> _AIM OF THE TASK_
Collect each line of the records containing the string "icon".
── TASK MATERIAL ──
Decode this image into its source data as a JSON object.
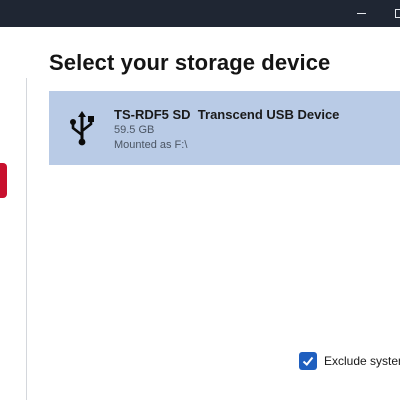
{
  "window": {
    "controls": {
      "minimize_icon": "minimize-icon",
      "maximize_icon": "maximize-icon"
    },
    "titlebar_color": "#1f2633"
  },
  "sidebar": {
    "active_tab_color": "#c8102e"
  },
  "main": {
    "title": "Select your storage device",
    "devices": [
      {
        "icon": "usb-icon",
        "name": "TS-RDF5 SD  Transcend USB Device",
        "size": "59.5 GB",
        "mount": "Mounted as F:\\",
        "selected": true,
        "highlight_color": "#b9cbe6"
      }
    ],
    "exclude_option": {
      "label": "Exclude system",
      "checked": true,
      "checkbox_color": "#1f5fbf"
    }
  }
}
───
> _COMPLETE RESPONSE_
      "minimize_icon": "minimize-icon",
      "maximize_icon": "maximize-icon"
        "icon": "usb-icon",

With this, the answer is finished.